**DIRECTIVE:**
From the records, pick out and copy each line containing "regulations".

Stored records:
:::::

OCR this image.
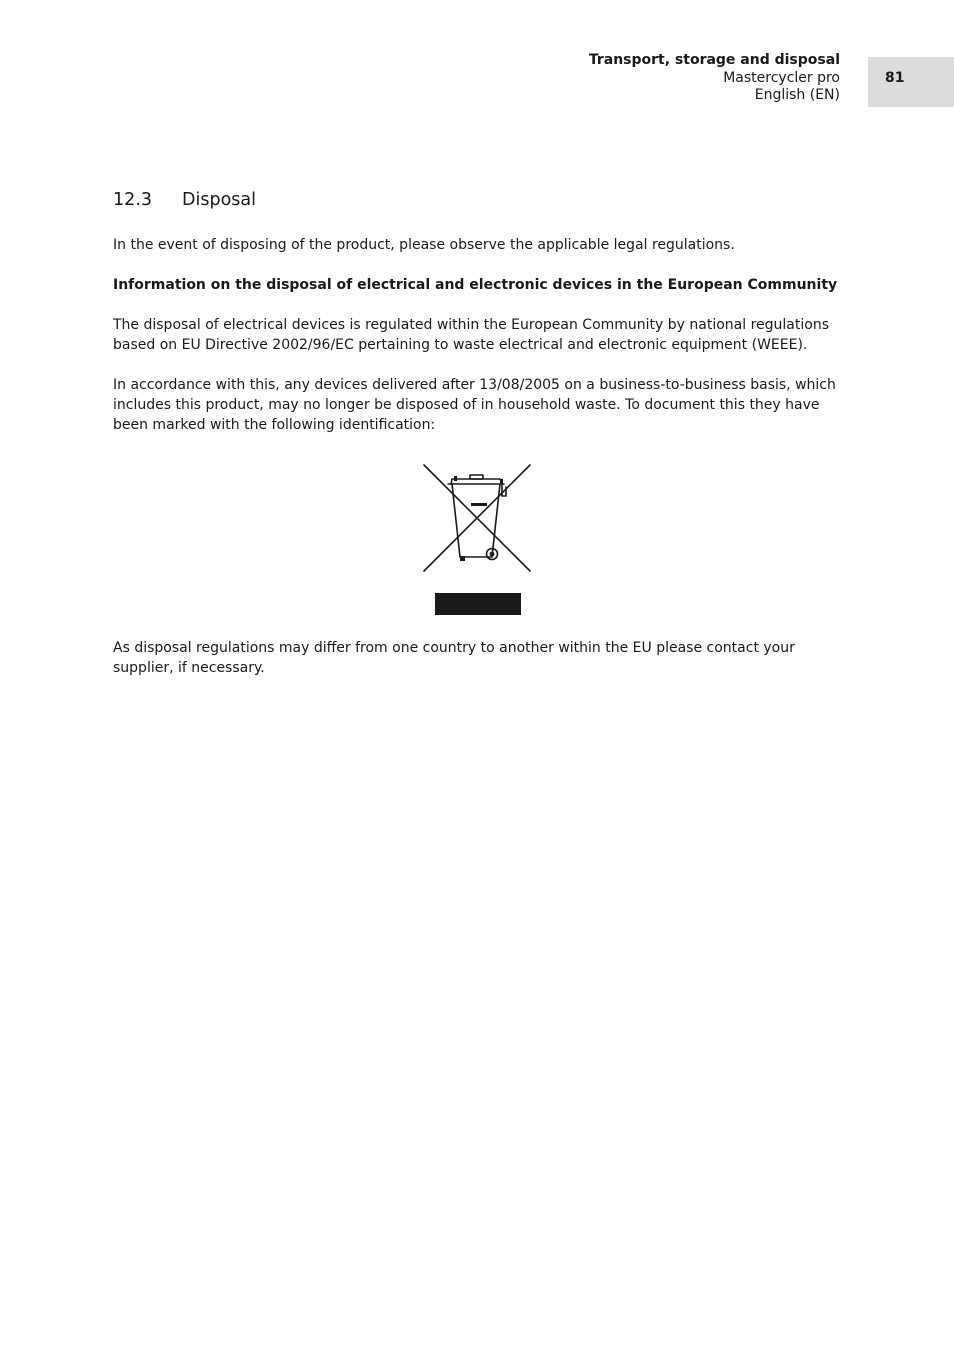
Transport, storage and disposal
Mastercycler pro
English (EN)
81
12.3 Disposal

In the event of disposing of the product, please observe the applicable legal regulations.

Information on the disposal of electrical and electronic devices in the European Community

The disposal of electrical devices is regulated within the European Community by national regulations based on EU Directive 2002/96/EC pertaining to waste electrical and electronic equipment (WEEE).

In accordance with this, any devices delivered after 13/08/2005 on a business-to-business basis, which includes this product, may no longer be disposed of in household waste. To document this they have been marked with the following identification:

As disposal regulations may differ from one country to another within the EU please contact your supplier, if necessary.
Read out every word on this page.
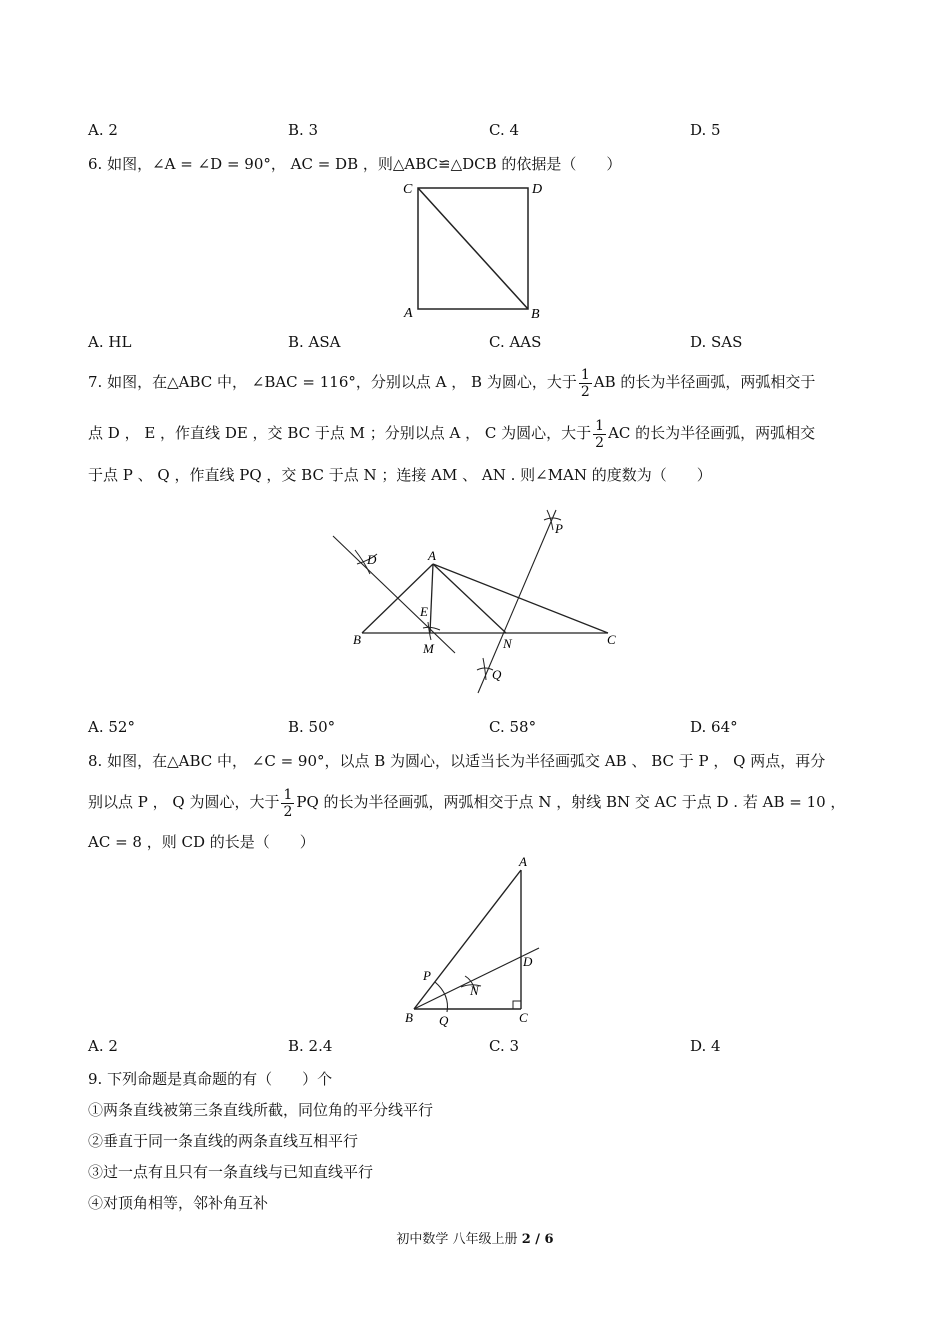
A. 2	B. 3	C. 4	D. 5
6. 如图，∠A = ∠D = 90°， AC = DB ，则△ABC≌△DCB 的依据是（　　）
C	D
A	B
A. HL	B. ASA	C. AAS	D. SAS
7. 如图，在△ABC 中， ∠BAC = 116°，分别以点 A ， B 为圆心，大于 $\frac{1}{2}$ AB 的长为半径画弧，两弧相交于
点 D ， E ，作直线 DE ，交 BC 于点 M ；分别以点 A ， C 为圆心，大于 $\frac{1}{2}$ AC 的长为半径画弧，两弧相交
于点 P 、 Q ，作直线 PQ ，交 BC 于点 N ；连接 AM 、 AN . 则∠MAN 的度数为（　　）
A
B	C
D
E
M	N
P
Q
A. 52°	B. 50°	C. 58°	D. 64°
8. 如图，在△ABC 中， ∠C = 90°，以点 B 为圆心，以适当长为半径画弧交 AB 、 BC 于 P ， Q 两点，再分
别以点 P ， Q 为圆心，大于 $\frac{1}{2}$ PQ 的长为半径画弧，两弧相交于点 N ，射线 BN 交 AC 于点 D . 若 AB = 10 ，
AC = 8 ，则 CD 的长是（　　）
A
B	C
D
N
P
Q
A. 2	B. 2.4	C. 3	D. 4
9. 下列命题是真命题的有（　　）个
①两条直线被第三条直线所截，同位角的平分线平行
②垂直于同一条直线的两条直线互相平行
③过一点有且只有一条直线与已知直线平行
④对顶角相等，邻补角互补
初中数学 八年级上册 2 / 6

:::::

**TASK SOLUTION:**
In the event of disposing of the product, please observe the applicable legal regulations.
The disposal of electrical devices is regulated within the European Community by national regulations based on EU Directive 2002/96/EC pertaining to waste electrical and electronic equipment (WEEE).
As disposal regulations may differ from one country to another within the EU please contact your supplier, if necessary.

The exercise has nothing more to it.